**INSTRUCTIONS FOR THE TASK**
Recast each line of the items below as a row of a Markdown table with the columns "No." and "Line", numbering the rows in order and omitting any blank lines.

**SUPPLIED RECORDS**
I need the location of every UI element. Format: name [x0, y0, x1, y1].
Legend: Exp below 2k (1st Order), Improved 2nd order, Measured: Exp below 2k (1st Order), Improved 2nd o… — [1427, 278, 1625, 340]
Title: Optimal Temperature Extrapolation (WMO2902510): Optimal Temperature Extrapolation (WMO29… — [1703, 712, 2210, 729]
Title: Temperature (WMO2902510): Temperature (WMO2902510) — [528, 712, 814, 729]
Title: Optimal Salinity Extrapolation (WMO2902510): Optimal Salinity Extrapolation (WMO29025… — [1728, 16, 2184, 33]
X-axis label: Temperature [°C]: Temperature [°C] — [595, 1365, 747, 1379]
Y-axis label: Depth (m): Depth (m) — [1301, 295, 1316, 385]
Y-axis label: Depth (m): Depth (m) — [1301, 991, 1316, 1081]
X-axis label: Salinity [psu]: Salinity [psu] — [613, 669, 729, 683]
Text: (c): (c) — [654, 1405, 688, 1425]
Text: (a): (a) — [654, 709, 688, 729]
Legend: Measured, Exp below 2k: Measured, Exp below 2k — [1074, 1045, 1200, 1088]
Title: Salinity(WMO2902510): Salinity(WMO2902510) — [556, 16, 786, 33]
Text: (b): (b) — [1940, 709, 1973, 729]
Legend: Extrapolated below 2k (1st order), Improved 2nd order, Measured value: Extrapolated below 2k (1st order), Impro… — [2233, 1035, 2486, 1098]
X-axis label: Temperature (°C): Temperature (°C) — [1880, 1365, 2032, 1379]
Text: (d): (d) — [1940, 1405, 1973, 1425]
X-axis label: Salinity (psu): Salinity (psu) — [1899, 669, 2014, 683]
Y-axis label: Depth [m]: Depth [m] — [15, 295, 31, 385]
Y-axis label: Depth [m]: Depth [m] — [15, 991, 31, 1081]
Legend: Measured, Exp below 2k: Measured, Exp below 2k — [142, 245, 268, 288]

**SOLUTION TO THE PROBLEM**
| No. | Line |
|---|---|
| 1 | I need the location of every UI element. Format: name [x0, y0, x1, y1]. |
| 2 | Legend: Exp below 2k (1st Order), Improved 2nd order, Measured: Exp below 2k (1st Order), Improved 2nd o… — [1427, 278, 1625, 340] |
| 3 | Title: Optimal Temperature Extrapolation (WMO2902510): Optimal Temperature Extrapolation (WMO29… — [1703, 712, 2210, 729] |
| 4 | Title: Temperature (WMO2902510): Temperature (WMO2902510) — [528, 712, 814, 729] |
| 5 | Title: Optimal Salinity Extrapolation (WMO2902510): Optimal Salinity Extrapolation (WMO29025… — [1728, 16, 2184, 33] |
| 6 | X-axis label: Temperature [°C]: Temperature [°C] — [595, 1365, 747, 1379] |
| 7 | Y-axis label: Depth (m): Depth (m) — [1301, 295, 1316, 385] |
| 8 | Y-axis label: Depth (m): Depth (m) — [1301, 991, 1316, 1081] |
| 9 | X-axis label: Salinity [psu]: Salinity [psu] — [613, 669, 729, 683] |
| 10 | Text: (c): (c) — [654, 1405, 688, 1425] |
| 11 | Text: (a): (a) — [654, 709, 688, 729] |
| 12 | Legend: Measured, Exp below 2k: Measured, Exp below 2k — [1074, 1045, 1200, 1088] |
| 13 | Title: Salinity(WMO2902510): Salinity(WMO2902510) — [556, 16, 786, 33] |
| 14 | Text: (b): (b) — [1940, 709, 1973, 729] |
| 15 | Legend: Extrapolated below 2k (1st order), Improved 2nd order, Measured value: Extrapolated below 2k (1st order), Impro… — [2233, 1035, 2486, 1098] |
| 16 | X-axis label: Temperature (°C): Temperature (°C) — [1880, 1365, 2032, 1379] |
| 17 | Text: (d): (d) — [1940, 1405, 1973, 1425] |
| 18 | X-axis label: Salinity (psu): Salinity (psu) — [1899, 669, 2014, 683] |
| 19 | Y-axis label: Depth [m]: Depth [m] — [15, 295, 31, 385] |
| 20 | Y-axis label: Depth [m]: Depth [m] — [15, 991, 31, 1081] |
| 21 | Legend: Measured, Exp below 2k: Measured, Exp below 2k — [142, 245, 268, 288] |